*Work to complete*:
Repeat the records below exactly as they appear.

(Data listing)
================================

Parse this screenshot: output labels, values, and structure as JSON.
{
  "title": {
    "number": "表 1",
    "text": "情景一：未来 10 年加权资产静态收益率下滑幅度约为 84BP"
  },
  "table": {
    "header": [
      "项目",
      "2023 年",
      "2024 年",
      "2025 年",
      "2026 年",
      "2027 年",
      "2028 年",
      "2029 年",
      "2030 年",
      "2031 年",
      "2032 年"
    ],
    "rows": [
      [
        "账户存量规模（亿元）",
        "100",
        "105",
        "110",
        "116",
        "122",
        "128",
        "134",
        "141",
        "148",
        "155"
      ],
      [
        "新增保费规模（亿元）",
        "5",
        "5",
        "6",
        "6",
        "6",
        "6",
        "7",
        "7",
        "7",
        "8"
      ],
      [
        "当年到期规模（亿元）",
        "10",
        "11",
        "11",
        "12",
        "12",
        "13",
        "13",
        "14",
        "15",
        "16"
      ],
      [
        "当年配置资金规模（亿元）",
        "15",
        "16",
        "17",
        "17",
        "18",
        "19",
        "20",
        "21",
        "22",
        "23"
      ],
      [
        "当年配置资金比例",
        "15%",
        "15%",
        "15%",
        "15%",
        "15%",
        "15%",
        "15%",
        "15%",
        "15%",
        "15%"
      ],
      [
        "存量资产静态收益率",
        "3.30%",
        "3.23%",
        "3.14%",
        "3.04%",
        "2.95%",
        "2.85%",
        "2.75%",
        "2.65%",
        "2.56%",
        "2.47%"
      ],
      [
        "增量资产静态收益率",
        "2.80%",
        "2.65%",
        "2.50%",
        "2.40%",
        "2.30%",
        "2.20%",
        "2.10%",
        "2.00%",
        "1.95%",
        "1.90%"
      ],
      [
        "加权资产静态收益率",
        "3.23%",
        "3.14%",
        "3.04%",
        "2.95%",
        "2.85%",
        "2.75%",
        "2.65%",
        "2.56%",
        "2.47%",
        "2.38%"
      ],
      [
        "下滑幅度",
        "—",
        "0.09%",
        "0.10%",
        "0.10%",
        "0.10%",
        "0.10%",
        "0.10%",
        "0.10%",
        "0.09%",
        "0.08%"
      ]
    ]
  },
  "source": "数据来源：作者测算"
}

================================

*Full solution*:
Parse this screenshot: output labels, values, and structure as JSON.
{
  "title": {
    "number": "表 1",
    "text": "情景一：未来 10 年加权资产静态收益率下滑幅度约为 84BP"
  },
  "table": {
    "header": [
      "项目",
      "2023 年",
      "2024 年",
      "2025 年",
      "2026 年",
      "2027 年",
      "2028 年",
      "2029 年",
      "2030 年",
      "2031 年",
      "2032 年"
    ],
    "rows": [
      [
        "账户存量规模（亿元）",
        "100",
        "105",
        "110",
        "116",
        "122",
        "128",
        "134",
        "141",
        "148",
        "155"
      ],
      [
        "新增保费规模（亿元）",
        "5",
        "5",
        "6",
        "6",
        "6",
        "6",
        "7",
        "7",
        "7",
        "8"
      ],
      [
        "当年到期规模（亿元）",
        "10",
        "11",
        "11",
        "12",
        "12",
        "13",
        "13",
        "14",
        "15",
        "16"
      ],
      [
        "当年配置资金规模（亿元）",
        "15",
        "16",
        "17",
        "17",
        "18",
        "19",
        "20",
        "21",
        "22",
        "23"
      ],
      [
        "当年配置资金比例",
        "15%",
        "15%",
        "15%",
        "15%",
        "15%",
        "15%",
        "15%",
        "15%",
        "15%",
        "15%"
      ],
      [
        "存量资产静态收益率",
        "3.30%",
        "3.23%",
        "3.14%",
        "3.04%",
        "2.95%",
        "2.85%",
        "2.75%",
        "2.65%",
        "2.56%",
        "2.47%"
      ],
      [
        "增量资产静态收益率",
        "2.80%",
        "2.65%",
        "2.50%",
        "2.40%",
        "2.30%",
        "2.20%",
        "2.10%",
        "2.00%",
        "1.95%",
        "1.90%"
      ],
      [
        "加权资产静态收益率",
        "3.23%",
        "3.14%",
        "3.04%",
        "2.95%",
        "2.85%",
        "2.75%",
        "2.65%",
        "2.56%",
        "2.47%",
        "2.38%"
      ],
      [
        "下滑幅度",
        "—",
        "0.09%",
        "0.10%",
        "0.10%",
        "0.10%",
        "0.10%",
        "0.10%",
        "0.10%",
        "0.09%",
        "0.08%"
      ]
    ]
  },
  "source": "数据来源：作者测算"
}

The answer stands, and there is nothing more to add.